Aim -
Across the listing below, count the lines that mention the string "long". Reply with the figure only.

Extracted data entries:
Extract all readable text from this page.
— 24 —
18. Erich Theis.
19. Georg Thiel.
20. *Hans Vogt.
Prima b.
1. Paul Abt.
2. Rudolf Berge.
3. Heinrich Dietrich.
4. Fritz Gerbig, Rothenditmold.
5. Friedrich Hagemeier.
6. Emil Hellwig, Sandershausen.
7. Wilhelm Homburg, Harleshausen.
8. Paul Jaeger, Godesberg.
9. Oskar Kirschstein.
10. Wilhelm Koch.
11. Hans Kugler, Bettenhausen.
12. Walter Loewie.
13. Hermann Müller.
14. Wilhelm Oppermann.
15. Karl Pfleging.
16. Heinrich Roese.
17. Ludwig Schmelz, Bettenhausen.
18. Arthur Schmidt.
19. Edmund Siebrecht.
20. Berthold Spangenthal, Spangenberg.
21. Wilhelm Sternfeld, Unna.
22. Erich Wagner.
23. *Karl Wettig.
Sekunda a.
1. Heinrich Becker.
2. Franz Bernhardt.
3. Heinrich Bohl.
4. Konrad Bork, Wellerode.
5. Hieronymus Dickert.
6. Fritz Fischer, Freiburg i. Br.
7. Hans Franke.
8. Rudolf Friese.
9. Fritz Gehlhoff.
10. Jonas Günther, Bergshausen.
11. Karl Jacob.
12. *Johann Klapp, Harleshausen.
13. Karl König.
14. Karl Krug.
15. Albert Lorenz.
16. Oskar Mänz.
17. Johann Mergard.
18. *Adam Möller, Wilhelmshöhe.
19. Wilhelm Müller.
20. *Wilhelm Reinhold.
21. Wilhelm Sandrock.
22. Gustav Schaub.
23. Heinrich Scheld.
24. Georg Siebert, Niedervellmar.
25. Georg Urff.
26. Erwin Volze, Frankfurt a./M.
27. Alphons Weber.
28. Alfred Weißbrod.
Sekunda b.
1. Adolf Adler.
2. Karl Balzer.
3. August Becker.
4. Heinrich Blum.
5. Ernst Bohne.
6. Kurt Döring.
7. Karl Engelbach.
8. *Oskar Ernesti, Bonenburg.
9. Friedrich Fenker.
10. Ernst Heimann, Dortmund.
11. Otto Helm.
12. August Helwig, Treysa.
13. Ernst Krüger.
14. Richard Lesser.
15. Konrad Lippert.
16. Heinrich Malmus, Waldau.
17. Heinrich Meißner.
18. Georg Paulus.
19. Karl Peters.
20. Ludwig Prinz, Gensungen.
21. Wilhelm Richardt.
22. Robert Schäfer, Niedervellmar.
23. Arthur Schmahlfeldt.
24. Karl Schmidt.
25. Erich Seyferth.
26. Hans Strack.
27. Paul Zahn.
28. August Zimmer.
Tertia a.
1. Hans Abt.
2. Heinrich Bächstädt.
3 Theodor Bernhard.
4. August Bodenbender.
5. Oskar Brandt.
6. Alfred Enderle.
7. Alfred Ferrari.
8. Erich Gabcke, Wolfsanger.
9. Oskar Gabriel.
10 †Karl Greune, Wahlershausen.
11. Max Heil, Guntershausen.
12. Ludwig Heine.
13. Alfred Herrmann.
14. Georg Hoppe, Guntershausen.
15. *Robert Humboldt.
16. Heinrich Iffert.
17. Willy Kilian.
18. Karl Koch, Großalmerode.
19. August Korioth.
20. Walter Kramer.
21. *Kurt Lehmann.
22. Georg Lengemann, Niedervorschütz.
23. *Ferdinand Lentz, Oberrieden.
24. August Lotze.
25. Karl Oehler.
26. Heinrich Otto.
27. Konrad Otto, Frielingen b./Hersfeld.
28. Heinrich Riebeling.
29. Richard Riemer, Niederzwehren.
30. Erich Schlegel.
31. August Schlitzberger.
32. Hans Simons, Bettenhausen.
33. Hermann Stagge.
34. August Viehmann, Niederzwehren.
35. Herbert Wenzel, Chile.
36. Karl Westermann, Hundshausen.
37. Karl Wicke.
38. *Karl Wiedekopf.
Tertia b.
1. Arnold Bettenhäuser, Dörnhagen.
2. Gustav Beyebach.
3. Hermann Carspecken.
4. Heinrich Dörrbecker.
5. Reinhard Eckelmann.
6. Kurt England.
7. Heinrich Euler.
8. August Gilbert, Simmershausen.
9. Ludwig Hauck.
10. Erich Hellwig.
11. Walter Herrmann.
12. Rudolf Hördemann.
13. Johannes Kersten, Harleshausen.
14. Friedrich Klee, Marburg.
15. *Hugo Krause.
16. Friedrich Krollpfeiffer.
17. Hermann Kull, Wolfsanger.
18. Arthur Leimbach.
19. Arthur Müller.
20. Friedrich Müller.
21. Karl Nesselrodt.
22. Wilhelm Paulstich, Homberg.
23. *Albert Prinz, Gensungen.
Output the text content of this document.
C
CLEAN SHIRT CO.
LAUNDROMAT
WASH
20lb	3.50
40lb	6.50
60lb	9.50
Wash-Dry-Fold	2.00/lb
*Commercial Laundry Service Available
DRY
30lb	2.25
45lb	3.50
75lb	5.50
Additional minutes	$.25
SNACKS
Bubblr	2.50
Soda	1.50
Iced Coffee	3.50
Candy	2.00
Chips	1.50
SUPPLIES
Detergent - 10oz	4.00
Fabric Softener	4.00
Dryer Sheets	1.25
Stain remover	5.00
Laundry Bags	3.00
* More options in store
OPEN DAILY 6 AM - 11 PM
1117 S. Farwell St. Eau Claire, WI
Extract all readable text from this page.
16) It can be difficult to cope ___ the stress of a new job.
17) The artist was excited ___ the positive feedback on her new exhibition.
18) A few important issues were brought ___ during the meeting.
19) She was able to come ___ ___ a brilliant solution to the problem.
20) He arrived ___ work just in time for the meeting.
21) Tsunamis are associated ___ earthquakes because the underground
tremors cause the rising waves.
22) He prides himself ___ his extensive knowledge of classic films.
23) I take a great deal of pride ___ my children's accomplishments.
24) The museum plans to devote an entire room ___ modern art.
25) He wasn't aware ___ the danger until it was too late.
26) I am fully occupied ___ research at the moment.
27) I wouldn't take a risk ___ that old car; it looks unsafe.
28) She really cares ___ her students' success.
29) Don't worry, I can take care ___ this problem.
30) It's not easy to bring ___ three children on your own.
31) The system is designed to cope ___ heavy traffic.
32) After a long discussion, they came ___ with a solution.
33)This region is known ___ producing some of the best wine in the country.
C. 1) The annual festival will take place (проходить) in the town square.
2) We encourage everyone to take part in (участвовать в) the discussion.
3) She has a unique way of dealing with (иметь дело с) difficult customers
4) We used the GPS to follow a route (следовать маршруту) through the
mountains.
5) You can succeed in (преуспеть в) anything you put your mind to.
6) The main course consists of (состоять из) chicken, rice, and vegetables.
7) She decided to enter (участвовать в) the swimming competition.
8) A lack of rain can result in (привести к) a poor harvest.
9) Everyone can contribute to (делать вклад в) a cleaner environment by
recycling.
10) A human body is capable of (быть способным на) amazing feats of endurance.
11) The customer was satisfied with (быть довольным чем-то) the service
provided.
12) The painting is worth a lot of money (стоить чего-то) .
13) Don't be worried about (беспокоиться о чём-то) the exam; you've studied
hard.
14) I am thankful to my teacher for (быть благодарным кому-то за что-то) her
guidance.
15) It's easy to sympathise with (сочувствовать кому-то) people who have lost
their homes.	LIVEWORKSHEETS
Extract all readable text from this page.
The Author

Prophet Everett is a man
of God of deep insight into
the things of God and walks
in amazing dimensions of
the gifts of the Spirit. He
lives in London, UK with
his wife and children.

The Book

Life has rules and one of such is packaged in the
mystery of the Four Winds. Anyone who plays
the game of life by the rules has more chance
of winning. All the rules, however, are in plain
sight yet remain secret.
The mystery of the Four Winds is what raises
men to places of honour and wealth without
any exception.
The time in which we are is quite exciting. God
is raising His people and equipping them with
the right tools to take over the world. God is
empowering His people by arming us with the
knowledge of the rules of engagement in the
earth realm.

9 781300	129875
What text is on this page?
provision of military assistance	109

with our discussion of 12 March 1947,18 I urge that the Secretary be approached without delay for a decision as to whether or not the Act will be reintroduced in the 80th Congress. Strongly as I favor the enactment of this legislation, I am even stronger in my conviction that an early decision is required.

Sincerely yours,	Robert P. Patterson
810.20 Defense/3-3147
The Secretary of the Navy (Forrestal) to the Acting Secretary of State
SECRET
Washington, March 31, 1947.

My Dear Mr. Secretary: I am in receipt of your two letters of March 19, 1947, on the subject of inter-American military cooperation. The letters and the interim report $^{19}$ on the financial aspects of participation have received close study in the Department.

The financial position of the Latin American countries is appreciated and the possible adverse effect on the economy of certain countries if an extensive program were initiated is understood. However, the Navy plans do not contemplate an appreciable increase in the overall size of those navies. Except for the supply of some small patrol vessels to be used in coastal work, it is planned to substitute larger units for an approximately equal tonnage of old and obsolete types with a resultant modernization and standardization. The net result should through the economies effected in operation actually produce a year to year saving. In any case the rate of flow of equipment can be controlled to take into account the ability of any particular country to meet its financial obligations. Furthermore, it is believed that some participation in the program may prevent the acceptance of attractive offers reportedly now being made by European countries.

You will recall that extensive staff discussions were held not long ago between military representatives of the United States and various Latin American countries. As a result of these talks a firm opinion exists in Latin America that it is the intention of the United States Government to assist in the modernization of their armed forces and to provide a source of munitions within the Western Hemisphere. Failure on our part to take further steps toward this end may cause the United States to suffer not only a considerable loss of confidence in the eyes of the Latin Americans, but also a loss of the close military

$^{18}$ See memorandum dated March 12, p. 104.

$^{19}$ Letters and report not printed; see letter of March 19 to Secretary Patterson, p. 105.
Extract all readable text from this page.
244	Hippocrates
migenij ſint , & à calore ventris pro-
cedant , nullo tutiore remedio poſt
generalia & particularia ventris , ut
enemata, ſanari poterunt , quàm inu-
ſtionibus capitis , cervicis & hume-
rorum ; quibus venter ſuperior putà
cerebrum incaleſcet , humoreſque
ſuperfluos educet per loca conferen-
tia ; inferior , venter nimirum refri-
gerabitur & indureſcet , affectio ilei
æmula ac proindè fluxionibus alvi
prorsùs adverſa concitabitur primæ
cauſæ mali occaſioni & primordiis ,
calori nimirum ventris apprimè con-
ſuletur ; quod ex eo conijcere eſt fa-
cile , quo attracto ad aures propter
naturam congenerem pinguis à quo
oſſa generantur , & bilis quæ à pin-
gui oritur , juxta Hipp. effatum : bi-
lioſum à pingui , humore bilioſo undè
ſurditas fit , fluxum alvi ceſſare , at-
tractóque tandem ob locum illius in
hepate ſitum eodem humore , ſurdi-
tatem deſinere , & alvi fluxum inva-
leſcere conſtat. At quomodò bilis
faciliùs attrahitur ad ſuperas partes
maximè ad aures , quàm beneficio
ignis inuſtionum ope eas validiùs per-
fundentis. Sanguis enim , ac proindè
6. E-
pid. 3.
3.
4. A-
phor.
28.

Response to this task -
2